Set problem:
Exactly reproduce each line of the listing that follows.

Material for the task:
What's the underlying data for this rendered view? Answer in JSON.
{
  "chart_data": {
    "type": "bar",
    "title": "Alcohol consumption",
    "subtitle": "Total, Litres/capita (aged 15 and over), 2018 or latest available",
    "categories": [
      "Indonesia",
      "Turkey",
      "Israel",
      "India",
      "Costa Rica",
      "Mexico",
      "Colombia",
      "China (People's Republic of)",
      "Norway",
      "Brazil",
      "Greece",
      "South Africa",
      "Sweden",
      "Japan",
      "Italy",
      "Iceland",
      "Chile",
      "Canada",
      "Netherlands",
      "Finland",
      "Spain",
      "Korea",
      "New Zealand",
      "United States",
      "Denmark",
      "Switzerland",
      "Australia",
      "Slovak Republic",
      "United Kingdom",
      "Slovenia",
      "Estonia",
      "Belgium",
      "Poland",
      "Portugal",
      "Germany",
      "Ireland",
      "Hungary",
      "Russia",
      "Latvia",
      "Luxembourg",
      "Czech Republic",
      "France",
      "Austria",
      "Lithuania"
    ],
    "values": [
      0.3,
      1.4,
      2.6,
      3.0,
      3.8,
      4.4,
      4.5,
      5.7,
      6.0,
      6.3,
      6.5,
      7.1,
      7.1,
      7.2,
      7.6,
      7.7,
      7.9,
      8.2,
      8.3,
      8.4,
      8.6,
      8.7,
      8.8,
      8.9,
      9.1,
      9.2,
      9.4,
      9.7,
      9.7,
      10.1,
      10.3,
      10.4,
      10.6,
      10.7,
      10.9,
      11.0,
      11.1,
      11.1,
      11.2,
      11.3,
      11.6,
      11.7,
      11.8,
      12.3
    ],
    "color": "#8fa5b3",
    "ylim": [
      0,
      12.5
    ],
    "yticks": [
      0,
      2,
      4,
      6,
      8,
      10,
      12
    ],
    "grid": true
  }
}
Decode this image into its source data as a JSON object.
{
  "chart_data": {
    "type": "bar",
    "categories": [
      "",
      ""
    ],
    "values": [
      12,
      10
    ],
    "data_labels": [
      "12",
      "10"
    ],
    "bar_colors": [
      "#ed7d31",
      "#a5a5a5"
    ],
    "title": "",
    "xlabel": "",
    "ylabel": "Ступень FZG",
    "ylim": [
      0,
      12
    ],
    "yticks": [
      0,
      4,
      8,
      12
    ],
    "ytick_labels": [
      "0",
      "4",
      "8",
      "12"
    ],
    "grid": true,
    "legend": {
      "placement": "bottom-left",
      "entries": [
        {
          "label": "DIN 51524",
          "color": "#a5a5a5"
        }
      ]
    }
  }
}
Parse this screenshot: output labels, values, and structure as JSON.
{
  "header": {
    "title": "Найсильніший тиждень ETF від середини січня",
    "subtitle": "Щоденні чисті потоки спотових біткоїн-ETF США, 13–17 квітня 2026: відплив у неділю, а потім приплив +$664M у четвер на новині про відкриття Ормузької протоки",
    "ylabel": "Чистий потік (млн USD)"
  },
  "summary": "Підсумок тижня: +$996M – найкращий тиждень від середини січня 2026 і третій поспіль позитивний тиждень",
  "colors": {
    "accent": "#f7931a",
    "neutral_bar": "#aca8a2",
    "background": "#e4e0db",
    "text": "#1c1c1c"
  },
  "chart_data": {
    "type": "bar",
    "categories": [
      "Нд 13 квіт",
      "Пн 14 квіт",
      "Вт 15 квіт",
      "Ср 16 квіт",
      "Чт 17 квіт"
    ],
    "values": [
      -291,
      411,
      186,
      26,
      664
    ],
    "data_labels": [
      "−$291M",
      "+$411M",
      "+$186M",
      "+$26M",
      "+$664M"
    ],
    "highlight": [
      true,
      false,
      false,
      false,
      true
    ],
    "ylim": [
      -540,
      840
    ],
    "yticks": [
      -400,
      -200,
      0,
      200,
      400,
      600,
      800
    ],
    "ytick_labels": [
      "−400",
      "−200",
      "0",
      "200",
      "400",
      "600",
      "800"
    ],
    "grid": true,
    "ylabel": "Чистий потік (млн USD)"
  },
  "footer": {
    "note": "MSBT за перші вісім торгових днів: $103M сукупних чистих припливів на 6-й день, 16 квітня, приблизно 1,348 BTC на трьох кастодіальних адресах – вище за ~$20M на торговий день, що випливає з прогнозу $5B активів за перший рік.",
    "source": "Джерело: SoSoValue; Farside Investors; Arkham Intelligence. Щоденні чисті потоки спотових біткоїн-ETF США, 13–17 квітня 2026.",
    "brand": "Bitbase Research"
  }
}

Exercise output:
What's the underlying data for this rendered view? Answer in JSON.
{
  "chart_data": {
    "type": "bar",
    "title": "Alcohol consumption",
    "subtitle": "Total, Litres/capita (aged 15 and over), 2018 or latest available",
    "categories": [
      "Indonesia",
      "Turkey",
      "Israel",
      "India",
      "Costa Rica",
      "Mexico",
      "Colombia",
      "China (People's Republic of)",
      "Norway",
      "Brazil",
      "Greece",
      "South Africa",
      "Sweden",
      "Japan",
      "Italy",
      "Iceland",
      "Chile",
      "Canada",
      "Netherlands",
      "Finland",
      "Spain",
      "Korea",
      "New Zealand",
      "United States",
      "Denmark",
      "Switzerland",
      "Australia",
      "Slovak Republic",
      "United Kingdom",
      "Slovenia",
      "Estonia",
      "Belgium",
      "Poland",
      "Portugal",
      "Germany",
      "Ireland",
      "Hungary",
      "Russia",
      "Latvia",
      "Luxembourg",
      "Czech Republic",
      "France",
      "Austria",
      "Lithuania"
    ],
    "values": [
      0.3,
      1.4,
      2.6,
      3.0,
      3.8,
      4.4,
      4.5,
      5.7,
      6.0,
      6.3,
      6.5,
      7.1,
      7.1,
      7.2,
      7.6,
      7.7,
      7.9,
      8.2,
      8.3,
      8.4,
      8.6,
      8.7,
      8.8,
      8.9,
      9.1,
      9.2,
      9.4,
      9.7,
      9.7,
      10.1,
      10.3,
      10.4,
      10.6,
      10.7,
      10.9,
      11.0,
      11.1,
      11.1,
      11.2,
      11.3,
      11.6,
      11.7,
      11.8,
      12.3
    ],
    "color": "#8fa5b3",
    "ylim": [
      0,
      12.5
    ],
    "yticks": [
      0,
      2,
      4,
      6,
      8,
      10,
      12
    ],
    "grid": true
  }
}
Decode this image into its source data as a JSON object.
{
  "chart_data": {
    "type": "bar",
    "categories": [
      "",
      ""
    ],
    "values": [
      12,
      10
    ],
    "data_labels": [
      "12",
      "10"
    ],
    "bar_colors": [
      "#ed7d31",
      "#a5a5a5"
    ],
    "title": "",
    "xlabel": "",
    "ylabel": "Ступень FZG",
    "ylim": [
      0,
      12
    ],
    "yticks": [
      0,
      4,
      8,
      12
    ],
    "ytick_labels": [
      "0",
      "4",
      "8",
      "12"
    ],
    "grid": true,
    "legend": {
      "placement": "bottom-left",
      "entries": [
        {
          "label": "DIN 51524",
          "color": "#a5a5a5"
        }
      ]
    }
  }
}
Parse this screenshot: output labels, values, and structure as JSON.
{
  "header": {
    "title": "Найсильніший тиждень ETF від середини січня",
    "subtitle": "Щоденні чисті потоки спотових біткоїн-ETF США, 13–17 квітня 2026: відплив у неділю, а потім приплив +$664M у четвер на новині про відкриття Ормузької протоки",
    "ylabel": "Чистий потік (млн USD)"
  },
  "summary": "Підсумок тижня: +$996M – найкращий тиждень від середини січня 2026 і третій поспіль позитивний тиждень",
  "colors": {
    "accent": "#f7931a",
    "neutral_bar": "#aca8a2",
    "background": "#e4e0db",
    "text": "#1c1c1c"
  },
  "chart_data": {
    "type": "bar",
    "categories": [
      "Нд 13 квіт",
      "Пн 14 квіт",
      "Вт 15 квіт",
      "Ср 16 квіт",
      "Чт 17 квіт"
    ],
    "values": [
      -291,
      411,
      186,
      26,
      664
    ],
    "data_labels": [
      "−$291M",
      "+$411M",
      "+$186M",
      "+$26M",
      "+$664M"
    ],
    "highlight": [
      true,
      false,
      false,
      false,
      true
    ],
    "ylim": [
      -540,
      840
    ],
    "yticks": [
      -400,
      -200,
      0,
      200,
      400,
      600,
      800
    ],
    "ytick_labels": [
      "−400",
      "−200",
      "0",
      "200",
      "400",
      "600",
      "800"
    ],
    "grid": true,
    "ylabel": "Чистий потік (млн USD)"
  },
  "footer": {
    "note": "MSBT за перші вісім торгових днів: $103M сукупних чистих припливів на 6-й день, 16 квітня, приблизно 1,348 BTC на трьох кастодіальних адресах – вище за ~$20M на торговий день, що випливає з прогнозу $5B активів за перший рік.",
    "source": "Джерело: SoSoValue; Farside Investors; Arkham Intelligence. Щоденні чисті потоки спотових біткоїн-ETF США, 13–17 квітня 2026.",
    "brand": "Bitbase Research"
  }
}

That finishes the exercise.